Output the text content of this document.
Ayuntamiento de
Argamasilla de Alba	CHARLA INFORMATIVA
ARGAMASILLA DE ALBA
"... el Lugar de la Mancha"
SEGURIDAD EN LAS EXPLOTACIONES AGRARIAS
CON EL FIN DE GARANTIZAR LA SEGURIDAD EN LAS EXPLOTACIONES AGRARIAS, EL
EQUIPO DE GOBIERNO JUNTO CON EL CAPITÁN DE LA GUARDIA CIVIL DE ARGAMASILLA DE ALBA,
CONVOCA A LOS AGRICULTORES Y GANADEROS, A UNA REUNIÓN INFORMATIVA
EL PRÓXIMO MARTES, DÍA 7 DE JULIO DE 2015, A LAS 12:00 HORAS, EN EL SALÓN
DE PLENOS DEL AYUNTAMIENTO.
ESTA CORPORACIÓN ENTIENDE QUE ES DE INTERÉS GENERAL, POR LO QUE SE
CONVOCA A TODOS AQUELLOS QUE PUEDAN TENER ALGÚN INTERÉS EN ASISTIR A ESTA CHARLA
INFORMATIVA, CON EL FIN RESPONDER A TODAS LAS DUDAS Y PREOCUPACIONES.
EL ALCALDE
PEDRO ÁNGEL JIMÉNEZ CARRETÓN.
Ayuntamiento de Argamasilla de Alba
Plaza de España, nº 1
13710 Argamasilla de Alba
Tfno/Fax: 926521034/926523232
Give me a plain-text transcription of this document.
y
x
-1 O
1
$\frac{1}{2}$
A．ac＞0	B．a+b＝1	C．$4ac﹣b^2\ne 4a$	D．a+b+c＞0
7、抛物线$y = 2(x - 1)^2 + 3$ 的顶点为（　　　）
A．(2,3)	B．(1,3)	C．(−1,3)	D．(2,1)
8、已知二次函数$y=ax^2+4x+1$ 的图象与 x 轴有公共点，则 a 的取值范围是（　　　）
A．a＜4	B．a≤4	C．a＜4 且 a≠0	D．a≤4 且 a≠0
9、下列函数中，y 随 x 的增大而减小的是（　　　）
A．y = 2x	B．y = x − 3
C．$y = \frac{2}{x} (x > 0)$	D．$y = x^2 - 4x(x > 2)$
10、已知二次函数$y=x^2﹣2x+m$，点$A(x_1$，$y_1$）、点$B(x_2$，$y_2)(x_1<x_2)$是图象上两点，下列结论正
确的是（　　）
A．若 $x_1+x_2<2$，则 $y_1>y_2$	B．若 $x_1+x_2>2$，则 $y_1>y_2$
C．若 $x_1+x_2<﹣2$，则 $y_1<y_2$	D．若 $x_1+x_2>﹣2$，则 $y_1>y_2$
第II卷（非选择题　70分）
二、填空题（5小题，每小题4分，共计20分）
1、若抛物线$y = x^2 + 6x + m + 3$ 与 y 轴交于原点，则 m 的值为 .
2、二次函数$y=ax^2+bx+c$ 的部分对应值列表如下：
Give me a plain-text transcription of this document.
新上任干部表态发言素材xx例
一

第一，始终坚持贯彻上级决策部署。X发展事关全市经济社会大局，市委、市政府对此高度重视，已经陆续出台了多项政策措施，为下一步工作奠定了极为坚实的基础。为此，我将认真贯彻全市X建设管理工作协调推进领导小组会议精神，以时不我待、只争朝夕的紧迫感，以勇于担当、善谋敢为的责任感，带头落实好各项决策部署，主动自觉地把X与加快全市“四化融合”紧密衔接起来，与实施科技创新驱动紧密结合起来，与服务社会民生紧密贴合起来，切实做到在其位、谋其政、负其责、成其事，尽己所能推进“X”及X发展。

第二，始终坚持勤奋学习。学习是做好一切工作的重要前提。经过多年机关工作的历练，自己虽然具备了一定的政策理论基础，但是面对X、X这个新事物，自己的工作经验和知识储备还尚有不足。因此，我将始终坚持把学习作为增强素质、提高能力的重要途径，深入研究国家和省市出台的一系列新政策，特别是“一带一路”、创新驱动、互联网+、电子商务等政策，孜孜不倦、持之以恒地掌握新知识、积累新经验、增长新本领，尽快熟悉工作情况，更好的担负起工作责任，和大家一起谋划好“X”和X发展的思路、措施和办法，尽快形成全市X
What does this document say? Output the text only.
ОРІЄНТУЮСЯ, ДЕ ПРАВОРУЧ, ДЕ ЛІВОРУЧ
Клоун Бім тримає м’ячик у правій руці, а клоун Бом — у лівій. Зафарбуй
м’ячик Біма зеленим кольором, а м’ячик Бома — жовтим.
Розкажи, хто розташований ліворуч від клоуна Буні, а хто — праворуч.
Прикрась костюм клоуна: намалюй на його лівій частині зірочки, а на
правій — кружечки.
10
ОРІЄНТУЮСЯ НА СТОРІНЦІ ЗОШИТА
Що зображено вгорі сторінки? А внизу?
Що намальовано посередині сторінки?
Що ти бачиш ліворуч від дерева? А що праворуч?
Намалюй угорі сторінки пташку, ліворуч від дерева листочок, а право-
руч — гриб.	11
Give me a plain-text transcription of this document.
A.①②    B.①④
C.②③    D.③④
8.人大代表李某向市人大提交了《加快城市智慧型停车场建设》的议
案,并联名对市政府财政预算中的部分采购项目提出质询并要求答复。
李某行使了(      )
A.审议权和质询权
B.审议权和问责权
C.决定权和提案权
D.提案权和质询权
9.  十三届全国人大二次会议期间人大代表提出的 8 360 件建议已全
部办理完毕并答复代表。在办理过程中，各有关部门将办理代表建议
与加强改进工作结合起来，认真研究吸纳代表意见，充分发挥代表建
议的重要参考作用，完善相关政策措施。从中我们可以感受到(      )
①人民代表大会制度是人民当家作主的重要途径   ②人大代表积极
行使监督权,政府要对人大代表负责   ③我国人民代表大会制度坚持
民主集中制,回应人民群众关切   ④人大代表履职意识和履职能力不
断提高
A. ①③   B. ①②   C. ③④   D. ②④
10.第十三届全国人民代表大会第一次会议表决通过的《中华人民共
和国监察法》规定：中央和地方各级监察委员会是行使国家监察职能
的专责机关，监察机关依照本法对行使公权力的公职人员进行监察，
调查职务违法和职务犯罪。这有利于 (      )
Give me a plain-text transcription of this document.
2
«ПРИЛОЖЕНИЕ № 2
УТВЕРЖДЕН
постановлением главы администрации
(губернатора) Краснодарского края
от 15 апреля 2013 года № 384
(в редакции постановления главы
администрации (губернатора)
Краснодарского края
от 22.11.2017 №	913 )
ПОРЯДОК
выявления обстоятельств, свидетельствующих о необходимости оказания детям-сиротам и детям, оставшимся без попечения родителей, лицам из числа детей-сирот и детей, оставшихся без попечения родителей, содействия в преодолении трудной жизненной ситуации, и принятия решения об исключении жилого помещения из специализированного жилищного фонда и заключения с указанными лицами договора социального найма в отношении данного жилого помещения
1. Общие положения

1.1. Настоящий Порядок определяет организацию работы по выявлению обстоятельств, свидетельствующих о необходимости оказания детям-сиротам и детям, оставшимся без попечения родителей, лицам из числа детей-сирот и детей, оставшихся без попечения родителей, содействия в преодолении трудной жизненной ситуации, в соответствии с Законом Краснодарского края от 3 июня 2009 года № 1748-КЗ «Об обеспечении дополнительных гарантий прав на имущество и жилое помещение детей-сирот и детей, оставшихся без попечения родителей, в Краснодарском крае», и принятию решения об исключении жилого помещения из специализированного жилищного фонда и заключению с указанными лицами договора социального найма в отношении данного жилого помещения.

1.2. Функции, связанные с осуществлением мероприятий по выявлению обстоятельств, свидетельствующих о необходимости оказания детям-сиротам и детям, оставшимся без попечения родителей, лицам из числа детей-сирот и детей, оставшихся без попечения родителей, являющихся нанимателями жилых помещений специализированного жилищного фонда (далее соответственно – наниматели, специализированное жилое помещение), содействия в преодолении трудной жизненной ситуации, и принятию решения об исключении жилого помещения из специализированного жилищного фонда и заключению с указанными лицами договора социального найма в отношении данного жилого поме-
-- -- --
• _Set problem_: Pull out the lines above in which the word "ESTA" appears.

• _Reply_:
ESTA CORPORACIÓN ENTIENDE QUE ES DE INTERÉS GENERAL, POR LO QUE SE
CONVOCA A TODOS AQUELLOS QUE PUEDAN TENER ALGÚN INTERÉS EN ASISTIR A ESTA CHARLA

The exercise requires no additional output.